[Stored data]

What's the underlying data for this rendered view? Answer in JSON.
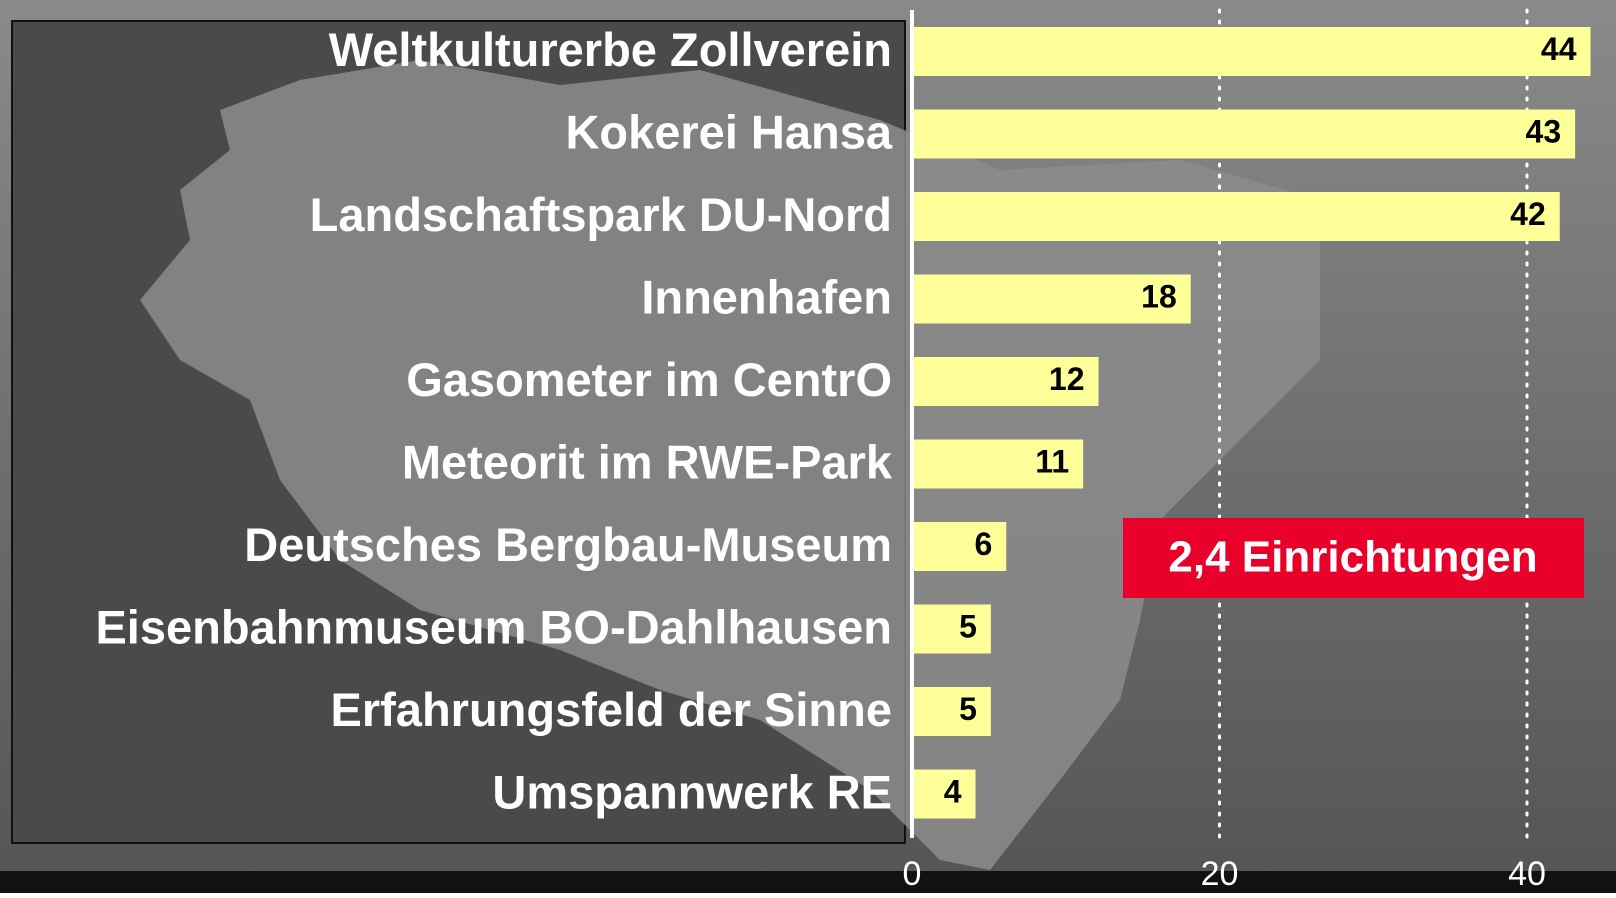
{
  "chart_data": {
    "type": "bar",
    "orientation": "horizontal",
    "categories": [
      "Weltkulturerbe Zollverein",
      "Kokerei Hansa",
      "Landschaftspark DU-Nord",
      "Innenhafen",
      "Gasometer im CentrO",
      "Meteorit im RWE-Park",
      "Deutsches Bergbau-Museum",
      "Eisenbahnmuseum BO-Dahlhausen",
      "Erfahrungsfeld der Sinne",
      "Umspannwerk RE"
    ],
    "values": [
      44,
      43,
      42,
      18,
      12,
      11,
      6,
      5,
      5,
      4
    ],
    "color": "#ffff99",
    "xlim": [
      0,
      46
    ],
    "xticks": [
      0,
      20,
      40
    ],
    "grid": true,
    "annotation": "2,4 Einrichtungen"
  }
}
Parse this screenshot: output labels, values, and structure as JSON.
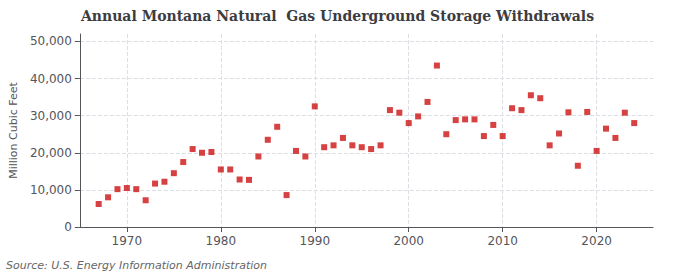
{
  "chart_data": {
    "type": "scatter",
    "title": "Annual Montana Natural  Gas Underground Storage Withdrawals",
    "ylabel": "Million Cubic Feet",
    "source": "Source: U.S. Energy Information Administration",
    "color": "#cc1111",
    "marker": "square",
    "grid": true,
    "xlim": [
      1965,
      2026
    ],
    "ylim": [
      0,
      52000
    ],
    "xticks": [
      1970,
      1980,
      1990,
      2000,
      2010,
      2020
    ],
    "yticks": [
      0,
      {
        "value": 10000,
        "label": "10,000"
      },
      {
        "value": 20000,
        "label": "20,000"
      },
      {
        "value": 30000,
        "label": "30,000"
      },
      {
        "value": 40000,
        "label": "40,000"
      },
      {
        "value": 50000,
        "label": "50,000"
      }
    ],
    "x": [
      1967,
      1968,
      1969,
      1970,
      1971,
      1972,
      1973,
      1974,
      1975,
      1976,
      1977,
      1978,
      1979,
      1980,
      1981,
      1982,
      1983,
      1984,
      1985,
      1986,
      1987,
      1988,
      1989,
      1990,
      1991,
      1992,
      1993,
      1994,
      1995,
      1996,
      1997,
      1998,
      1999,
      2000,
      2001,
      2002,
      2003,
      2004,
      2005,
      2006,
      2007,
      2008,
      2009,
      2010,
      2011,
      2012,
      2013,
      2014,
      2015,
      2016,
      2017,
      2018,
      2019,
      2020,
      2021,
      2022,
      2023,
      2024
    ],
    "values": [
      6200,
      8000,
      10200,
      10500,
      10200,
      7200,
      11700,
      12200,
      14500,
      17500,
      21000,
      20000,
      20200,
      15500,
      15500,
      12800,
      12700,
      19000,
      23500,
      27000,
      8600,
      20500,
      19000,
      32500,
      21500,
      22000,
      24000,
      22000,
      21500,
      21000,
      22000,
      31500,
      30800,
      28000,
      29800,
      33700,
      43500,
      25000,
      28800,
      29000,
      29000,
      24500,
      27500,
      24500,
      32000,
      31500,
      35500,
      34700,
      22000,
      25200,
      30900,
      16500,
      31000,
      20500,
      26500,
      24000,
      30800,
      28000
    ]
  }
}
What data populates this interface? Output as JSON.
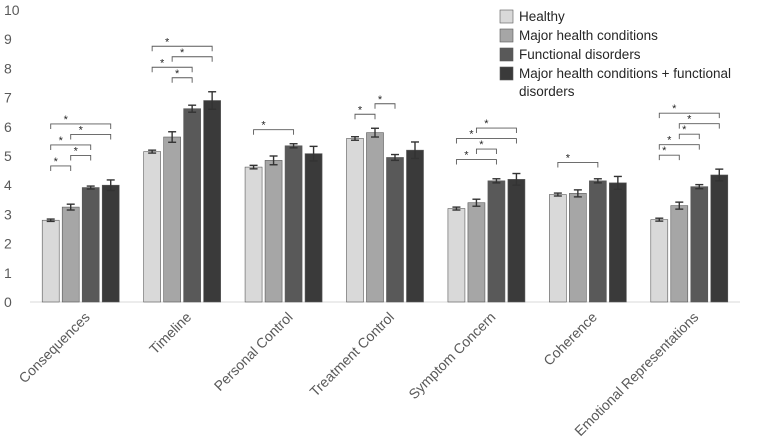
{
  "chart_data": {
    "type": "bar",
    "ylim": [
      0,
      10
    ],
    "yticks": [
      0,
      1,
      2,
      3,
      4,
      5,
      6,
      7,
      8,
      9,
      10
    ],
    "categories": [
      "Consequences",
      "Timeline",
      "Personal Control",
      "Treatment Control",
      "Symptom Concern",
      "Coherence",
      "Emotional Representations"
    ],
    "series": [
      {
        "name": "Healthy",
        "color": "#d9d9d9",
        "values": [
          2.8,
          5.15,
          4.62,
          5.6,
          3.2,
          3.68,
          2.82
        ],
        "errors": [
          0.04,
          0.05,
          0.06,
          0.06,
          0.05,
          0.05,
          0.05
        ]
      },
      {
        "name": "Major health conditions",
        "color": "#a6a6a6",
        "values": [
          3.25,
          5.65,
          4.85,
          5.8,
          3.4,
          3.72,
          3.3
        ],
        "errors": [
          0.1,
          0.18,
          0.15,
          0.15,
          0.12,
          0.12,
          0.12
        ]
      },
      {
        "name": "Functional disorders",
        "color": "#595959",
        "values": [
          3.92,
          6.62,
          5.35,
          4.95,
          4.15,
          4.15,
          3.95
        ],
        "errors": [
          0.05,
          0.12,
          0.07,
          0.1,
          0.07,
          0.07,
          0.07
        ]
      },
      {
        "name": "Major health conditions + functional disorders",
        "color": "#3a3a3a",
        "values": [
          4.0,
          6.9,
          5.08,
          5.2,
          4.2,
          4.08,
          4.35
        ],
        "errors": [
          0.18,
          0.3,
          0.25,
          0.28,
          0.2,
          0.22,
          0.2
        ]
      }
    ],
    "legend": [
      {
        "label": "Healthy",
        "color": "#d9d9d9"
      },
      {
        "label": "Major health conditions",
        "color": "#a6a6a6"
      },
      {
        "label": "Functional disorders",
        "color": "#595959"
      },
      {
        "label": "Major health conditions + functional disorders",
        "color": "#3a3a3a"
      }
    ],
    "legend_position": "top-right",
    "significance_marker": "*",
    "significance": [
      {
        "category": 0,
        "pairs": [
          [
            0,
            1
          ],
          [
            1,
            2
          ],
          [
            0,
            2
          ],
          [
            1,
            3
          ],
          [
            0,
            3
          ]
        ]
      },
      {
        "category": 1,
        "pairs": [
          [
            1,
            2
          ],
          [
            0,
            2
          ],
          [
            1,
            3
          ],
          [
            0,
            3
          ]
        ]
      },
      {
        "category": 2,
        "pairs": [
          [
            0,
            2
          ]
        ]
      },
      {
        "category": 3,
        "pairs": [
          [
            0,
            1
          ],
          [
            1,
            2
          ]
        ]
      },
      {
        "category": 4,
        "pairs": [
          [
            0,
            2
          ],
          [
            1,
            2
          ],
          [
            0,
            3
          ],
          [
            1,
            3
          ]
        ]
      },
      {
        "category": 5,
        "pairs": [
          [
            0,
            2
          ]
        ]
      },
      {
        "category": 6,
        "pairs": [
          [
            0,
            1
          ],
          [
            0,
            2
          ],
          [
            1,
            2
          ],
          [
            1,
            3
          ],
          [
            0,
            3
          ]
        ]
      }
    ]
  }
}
---
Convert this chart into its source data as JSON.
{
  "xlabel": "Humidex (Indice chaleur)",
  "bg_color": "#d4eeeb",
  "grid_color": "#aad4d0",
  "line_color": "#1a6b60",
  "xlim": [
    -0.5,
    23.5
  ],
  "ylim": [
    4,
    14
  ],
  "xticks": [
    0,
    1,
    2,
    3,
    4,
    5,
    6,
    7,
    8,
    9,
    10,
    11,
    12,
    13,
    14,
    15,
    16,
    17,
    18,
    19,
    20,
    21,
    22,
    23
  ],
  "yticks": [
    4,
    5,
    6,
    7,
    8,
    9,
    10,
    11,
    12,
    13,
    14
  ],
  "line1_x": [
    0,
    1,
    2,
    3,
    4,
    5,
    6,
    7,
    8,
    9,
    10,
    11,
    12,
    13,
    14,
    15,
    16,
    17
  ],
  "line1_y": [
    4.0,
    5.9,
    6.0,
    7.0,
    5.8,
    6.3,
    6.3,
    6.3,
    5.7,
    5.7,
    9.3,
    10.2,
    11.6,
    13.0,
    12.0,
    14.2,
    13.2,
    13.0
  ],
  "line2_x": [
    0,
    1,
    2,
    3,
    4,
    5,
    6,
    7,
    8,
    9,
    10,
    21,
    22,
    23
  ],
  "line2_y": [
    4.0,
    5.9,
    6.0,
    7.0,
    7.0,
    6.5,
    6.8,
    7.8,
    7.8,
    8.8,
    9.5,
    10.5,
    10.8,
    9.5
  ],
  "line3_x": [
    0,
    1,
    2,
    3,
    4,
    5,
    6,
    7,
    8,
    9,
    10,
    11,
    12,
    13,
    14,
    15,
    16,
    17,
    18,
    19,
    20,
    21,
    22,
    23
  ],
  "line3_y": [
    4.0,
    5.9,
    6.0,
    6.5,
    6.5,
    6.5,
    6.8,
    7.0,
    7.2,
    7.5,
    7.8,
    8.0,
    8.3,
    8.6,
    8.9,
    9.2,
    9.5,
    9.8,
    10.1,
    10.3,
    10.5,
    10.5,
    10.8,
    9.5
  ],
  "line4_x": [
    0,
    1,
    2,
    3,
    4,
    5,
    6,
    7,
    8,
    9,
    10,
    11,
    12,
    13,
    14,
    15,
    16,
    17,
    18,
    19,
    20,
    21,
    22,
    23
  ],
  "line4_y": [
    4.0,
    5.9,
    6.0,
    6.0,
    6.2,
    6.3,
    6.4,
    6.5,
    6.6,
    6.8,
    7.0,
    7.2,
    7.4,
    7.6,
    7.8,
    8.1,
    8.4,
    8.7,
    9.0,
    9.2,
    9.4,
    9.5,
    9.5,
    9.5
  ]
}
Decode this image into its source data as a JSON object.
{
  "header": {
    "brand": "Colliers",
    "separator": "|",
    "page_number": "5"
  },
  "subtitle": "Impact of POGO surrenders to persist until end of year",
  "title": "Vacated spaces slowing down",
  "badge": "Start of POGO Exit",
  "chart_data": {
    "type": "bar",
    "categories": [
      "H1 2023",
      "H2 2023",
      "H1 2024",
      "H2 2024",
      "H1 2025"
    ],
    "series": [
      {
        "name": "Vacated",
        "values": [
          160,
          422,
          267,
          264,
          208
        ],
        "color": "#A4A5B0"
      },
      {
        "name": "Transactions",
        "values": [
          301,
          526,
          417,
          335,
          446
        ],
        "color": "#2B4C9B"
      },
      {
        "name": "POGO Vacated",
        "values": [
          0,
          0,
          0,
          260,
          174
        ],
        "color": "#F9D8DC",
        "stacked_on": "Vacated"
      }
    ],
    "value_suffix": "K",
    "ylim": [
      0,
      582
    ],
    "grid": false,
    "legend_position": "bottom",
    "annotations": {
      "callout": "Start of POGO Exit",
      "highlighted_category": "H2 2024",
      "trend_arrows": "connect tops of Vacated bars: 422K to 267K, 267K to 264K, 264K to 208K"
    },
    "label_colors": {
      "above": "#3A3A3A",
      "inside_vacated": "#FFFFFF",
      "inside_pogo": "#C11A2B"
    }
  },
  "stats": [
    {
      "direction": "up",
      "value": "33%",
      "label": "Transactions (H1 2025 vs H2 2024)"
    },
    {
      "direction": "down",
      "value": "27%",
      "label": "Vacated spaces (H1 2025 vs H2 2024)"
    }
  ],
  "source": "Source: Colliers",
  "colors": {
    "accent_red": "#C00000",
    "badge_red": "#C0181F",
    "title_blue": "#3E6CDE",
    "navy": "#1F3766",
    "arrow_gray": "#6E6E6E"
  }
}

[What to do] Collect the complete line wherever the string "name" appears in the records.

[Final result]
        "name": "Healthy",
        "name": "Major health conditions",
        "name": "Functional disorders",
        "name": "Major health conditions + functional disorders",
        "name": "Vacated",
        "name": "Transactions",
        "name": "POGO Vacated",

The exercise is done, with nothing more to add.